## Aim
Output all lines exactly.

begin

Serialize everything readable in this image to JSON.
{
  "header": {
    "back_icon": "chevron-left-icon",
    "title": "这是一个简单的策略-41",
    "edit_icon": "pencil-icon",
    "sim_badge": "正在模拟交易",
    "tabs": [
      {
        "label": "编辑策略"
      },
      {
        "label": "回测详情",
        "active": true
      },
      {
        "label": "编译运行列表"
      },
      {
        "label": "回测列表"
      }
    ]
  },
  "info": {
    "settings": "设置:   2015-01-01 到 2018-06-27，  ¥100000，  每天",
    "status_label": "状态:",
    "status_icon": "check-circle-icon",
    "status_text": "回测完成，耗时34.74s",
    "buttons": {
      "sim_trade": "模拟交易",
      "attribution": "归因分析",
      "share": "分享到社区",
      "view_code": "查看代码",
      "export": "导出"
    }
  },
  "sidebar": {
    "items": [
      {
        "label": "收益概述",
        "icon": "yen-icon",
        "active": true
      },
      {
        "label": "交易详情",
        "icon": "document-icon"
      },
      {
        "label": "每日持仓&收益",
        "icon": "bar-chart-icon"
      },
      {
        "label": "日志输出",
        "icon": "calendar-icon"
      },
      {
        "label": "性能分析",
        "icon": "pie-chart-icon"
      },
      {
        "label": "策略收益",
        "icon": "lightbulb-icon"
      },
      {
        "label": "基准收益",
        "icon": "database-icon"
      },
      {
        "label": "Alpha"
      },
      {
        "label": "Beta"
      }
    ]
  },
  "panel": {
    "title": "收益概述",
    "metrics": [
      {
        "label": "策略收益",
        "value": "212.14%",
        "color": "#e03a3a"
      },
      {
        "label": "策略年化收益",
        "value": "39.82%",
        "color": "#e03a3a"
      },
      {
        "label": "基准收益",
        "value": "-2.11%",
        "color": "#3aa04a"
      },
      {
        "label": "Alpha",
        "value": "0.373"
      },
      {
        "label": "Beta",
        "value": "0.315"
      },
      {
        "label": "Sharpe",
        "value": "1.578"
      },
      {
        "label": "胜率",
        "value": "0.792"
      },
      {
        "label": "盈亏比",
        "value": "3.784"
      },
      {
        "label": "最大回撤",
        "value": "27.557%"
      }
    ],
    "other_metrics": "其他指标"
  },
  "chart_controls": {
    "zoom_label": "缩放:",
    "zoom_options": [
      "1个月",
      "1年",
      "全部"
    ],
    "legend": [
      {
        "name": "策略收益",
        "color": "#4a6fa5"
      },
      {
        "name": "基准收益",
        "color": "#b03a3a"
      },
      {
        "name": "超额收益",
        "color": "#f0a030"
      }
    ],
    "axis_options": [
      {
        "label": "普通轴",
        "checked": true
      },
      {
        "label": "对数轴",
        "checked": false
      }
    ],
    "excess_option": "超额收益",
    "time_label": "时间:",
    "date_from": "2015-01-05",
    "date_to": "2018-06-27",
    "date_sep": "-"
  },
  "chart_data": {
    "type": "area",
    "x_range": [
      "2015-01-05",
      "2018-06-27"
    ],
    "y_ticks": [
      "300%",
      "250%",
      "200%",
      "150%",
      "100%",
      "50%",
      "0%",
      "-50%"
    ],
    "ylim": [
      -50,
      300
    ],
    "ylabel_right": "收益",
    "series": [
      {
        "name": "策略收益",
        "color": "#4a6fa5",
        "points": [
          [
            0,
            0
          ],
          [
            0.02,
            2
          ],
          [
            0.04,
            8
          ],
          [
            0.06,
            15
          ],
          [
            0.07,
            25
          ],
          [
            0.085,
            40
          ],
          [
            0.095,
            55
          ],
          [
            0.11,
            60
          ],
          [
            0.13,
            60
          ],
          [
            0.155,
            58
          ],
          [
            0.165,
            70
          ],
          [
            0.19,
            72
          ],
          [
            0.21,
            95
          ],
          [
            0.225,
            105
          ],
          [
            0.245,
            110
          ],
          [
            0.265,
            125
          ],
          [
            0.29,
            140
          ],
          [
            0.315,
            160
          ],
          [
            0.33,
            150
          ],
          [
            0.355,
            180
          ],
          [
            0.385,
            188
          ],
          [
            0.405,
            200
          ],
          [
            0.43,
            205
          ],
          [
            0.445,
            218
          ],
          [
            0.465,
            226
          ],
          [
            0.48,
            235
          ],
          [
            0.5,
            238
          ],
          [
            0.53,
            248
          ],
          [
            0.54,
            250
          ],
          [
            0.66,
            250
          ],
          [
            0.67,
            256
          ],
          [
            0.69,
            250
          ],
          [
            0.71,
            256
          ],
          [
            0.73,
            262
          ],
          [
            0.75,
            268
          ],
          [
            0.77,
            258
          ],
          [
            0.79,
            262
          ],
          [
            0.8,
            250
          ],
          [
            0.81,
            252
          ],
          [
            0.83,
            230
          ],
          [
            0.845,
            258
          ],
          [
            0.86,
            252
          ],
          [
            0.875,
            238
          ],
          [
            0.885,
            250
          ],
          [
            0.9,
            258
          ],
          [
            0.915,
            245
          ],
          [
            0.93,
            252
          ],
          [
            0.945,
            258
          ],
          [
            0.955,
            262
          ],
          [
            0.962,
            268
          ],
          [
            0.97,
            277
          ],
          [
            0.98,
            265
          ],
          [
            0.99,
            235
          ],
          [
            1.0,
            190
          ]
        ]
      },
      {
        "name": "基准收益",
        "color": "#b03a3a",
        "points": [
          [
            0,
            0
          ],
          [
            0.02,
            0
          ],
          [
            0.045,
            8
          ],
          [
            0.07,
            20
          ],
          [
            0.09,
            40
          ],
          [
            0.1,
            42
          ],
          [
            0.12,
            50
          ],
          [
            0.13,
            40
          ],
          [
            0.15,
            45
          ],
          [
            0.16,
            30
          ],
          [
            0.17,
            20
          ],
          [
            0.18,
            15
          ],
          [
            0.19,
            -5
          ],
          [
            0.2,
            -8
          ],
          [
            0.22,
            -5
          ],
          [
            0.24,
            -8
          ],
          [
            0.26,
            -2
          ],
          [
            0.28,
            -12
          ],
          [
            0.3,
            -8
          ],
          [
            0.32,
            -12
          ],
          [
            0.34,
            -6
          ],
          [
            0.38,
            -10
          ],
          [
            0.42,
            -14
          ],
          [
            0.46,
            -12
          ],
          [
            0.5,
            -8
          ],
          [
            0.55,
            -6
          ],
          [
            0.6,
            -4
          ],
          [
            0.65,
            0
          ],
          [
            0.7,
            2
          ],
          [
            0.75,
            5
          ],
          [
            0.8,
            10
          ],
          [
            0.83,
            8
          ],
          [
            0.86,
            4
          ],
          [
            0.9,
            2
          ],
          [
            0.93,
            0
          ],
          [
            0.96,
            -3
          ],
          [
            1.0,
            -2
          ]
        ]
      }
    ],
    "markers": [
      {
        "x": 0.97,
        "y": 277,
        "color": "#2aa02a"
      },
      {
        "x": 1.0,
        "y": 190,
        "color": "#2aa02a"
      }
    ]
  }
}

end

## Result below
Serialize everything readable in this image to JSON.
{
  "header": {
    "back_icon": "chevron-left-icon",
    "title": "这是一个简单的策略-41",
    "edit_icon": "pencil-icon",
    "sim_badge": "正在模拟交易",
    "tabs": [
      {
        "label": "编辑策略"
      },
      {
        "label": "回测详情",
        "active": true
      },
      {
        "label": "编译运行列表"
      },
      {
        "label": "回测列表"
      }
    ]
  },
  "info": {
    "settings": "设置:   2015-01-01 到 2018-06-27，  ¥100000，  每天",
    "status_label": "状态:",
    "status_icon": "check-circle-icon",
    "status_text": "回测完成，耗时34.74s",
    "buttons": {
      "sim_trade": "模拟交易",
      "attribution": "归因分析",
      "share": "分享到社区",
      "view_code": "查看代码",
      "export": "导出"
    }
  },
  "sidebar": {
    "items": [
      {
        "label": "收益概述",
        "icon": "yen-icon",
        "active": true
      },
      {
        "label": "交易详情",
        "icon": "document-icon"
      },
      {
        "label": "每日持仓&收益",
        "icon": "bar-chart-icon"
      },
      {
        "label": "日志输出",
        "icon": "calendar-icon"
      },
      {
        "label": "性能分析",
        "icon": "pie-chart-icon"
      },
      {
        "label": "策略收益",
        "icon": "lightbulb-icon"
      },
      {
        "label": "基准收益",
        "icon": "database-icon"
      },
      {
        "label": "Alpha"
      },
      {
        "label": "Beta"
      }
    ]
  },
  "panel": {
    "title": "收益概述",
    "metrics": [
      {
        "label": "策略收益",
        "value": "212.14%",
        "color": "#e03a3a"
      },
      {
        "label": "策略年化收益",
        "value": "39.82%",
        "color": "#e03a3a"
      },
      {
        "label": "基准收益",
        "value": "-2.11%",
        "color": "#3aa04a"
      },
      {
        "label": "Alpha",
        "value": "0.373"
      },
      {
        "label": "Beta",
        "value": "0.315"
      },
      {
        "label": "Sharpe",
        "value": "1.578"
      },
      {
        "label": "胜率",
        "value": "0.792"
      },
      {
        "label": "盈亏比",
        "value": "3.784"
      },
      {
        "label": "最大回撤",
        "value": "27.557%"
      }
    ],
    "other_metrics": "其他指标"
  },
  "chart_controls": {
    "zoom_label": "缩放:",
    "zoom_options": [
      "1个月",
      "1年",
      "全部"
    ],
    "legend": [
      {
        "name": "策略收益",
        "color": "#4a6fa5"
      },
      {
        "name": "基准收益",
        "color": "#b03a3a"
      },
      {
        "name": "超额收益",
        "color": "#f0a030"
      }
    ],
    "axis_options": [
      {
        "label": "普通轴",
        "checked": true
      },
      {
        "label": "对数轴",
        "checked": false
      }
    ],
    "excess_option": "超额收益",
    "time_label": "时间:",
    "date_from": "2015-01-05",
    "date_to": "2018-06-27",
    "date_sep": "-"
  },
  "chart_data": {
    "type": "area",
    "x_range": [
      "2015-01-05",
      "2018-06-27"
    ],
    "y_ticks": [
      "300%",
      "250%",
      "200%",
      "150%",
      "100%",
      "50%",
      "0%",
      "-50%"
    ],
    "ylim": [
      -50,
      300
    ],
    "ylabel_right": "收益",
    "series": [
      {
        "name": "策略收益",
        "color": "#4a6fa5",
        "points": [
          [
            0,
            0
          ],
          [
            0.02,
            2
          ],
          [
            0.04,
            8
          ],
          [
            0.06,
            15
          ],
          [
            0.07,
            25
          ],
          [
            0.085,
            40
          ],
          [
            0.095,
            55
          ],
          [
            0.11,
            60
          ],
          [
            0.13,
            60
          ],
          [
            0.155,
            58
          ],
          [
            0.165,
            70
          ],
          [
            0.19,
            72
          ],
          [
            0.21,
            95
          ],
          [
            0.225,
            105
          ],
          [
            0.245,
            110
          ],
          [
            0.265,
            125
          ],
          [
            0.29,
            140
          ],
          [
            0.315,
            160
          ],
          [
            0.33,
            150
          ],
          [
            0.355,
            180
          ],
          [
            0.385,
            188
          ],
          [
            0.405,
            200
          ],
          [
            0.43,
            205
          ],
          [
            0.445,
            218
          ],
          [
            0.465,
            226
          ],
          [
            0.48,
            235
          ],
          [
            0.5,
            238
          ],
          [
            0.53,
            248
          ],
          [
            0.54,
            250
          ],
          [
            0.66,
            250
          ],
          [
            0.67,
            256
          ],
          [
            0.69,
            250
          ],
          [
            0.71,
            256
          ],
          [
            0.73,
            262
          ],
          [
            0.75,
            268
          ],
          [
            0.77,
            258
          ],
          [
            0.79,
            262
          ],
          [
            0.8,
            250
          ],
          [
            0.81,
            252
          ],
          [
            0.83,
            230
          ],
          [
            0.845,
            258
          ],
          [
            0.86,
            252
          ],
          [
            0.875,
            238
          ],
          [
            0.885,
            250
          ],
          [
            0.9,
            258
          ],
          [
            0.915,
            245
          ],
          [
            0.93,
            252
          ],
          [
            0.945,
            258
          ],
          [
            0.955,
            262
          ],
          [
            0.962,
            268
          ],
          [
            0.97,
            277
          ],
          [
            0.98,
            265
          ],
          [
            0.99,
            235
          ],
          [
            1.0,
            190
          ]
        ]
      },
      {
        "name": "基准收益",
        "color": "#b03a3a",
        "points": [
          [
            0,
            0
          ],
          [
            0.02,
            0
          ],
          [
            0.045,
            8
          ],
          [
            0.07,
            20
          ],
          [
            0.09,
            40
          ],
          [
            0.1,
            42
          ],
          [
            0.12,
            50
          ],
          [
            0.13,
            40
          ],
          [
            0.15,
            45
          ],
          [
            0.16,
            30
          ],
          [
            0.17,
            20
          ],
          [
            0.18,
            15
          ],
          [
            0.19,
            -5
          ],
          [
            0.2,
            -8
          ],
          [
            0.22,
            -5
          ],
          [
            0.24,
            -8
          ],
          [
            0.26,
            -2
          ],
          [
            0.28,
            -12
          ],
          [
            0.3,
            -8
          ],
          [
            0.32,
            -12
          ],
          [
            0.34,
            -6
          ],
          [
            0.38,
            -10
          ],
          [
            0.42,
            -14
          ],
          [
            0.46,
            -12
          ],
          [
            0.5,
            -8
          ],
          [
            0.55,
            -6
          ],
          [
            0.6,
            -4
          ],
          [
            0.65,
            0
          ],
          [
            0.7,
            2
          ],
          [
            0.75,
            5
          ],
          [
            0.8,
            10
          ],
          [
            0.83,
            8
          ],
          [
            0.86,
            4
          ],
          [
            0.9,
            2
          ],
          [
            0.93,
            0
          ],
          [
            0.96,
            -3
          ],
          [
            1.0,
            -2
          ]
        ]
      }
    ],
    "markers": [
      {
        "x": 0.97,
        "y": 277,
        "color": "#2aa02a"
      },
      {
        "x": 1.0,
        "y": 190,
        "color": "#2aa02a"
      }
    ]
  }
}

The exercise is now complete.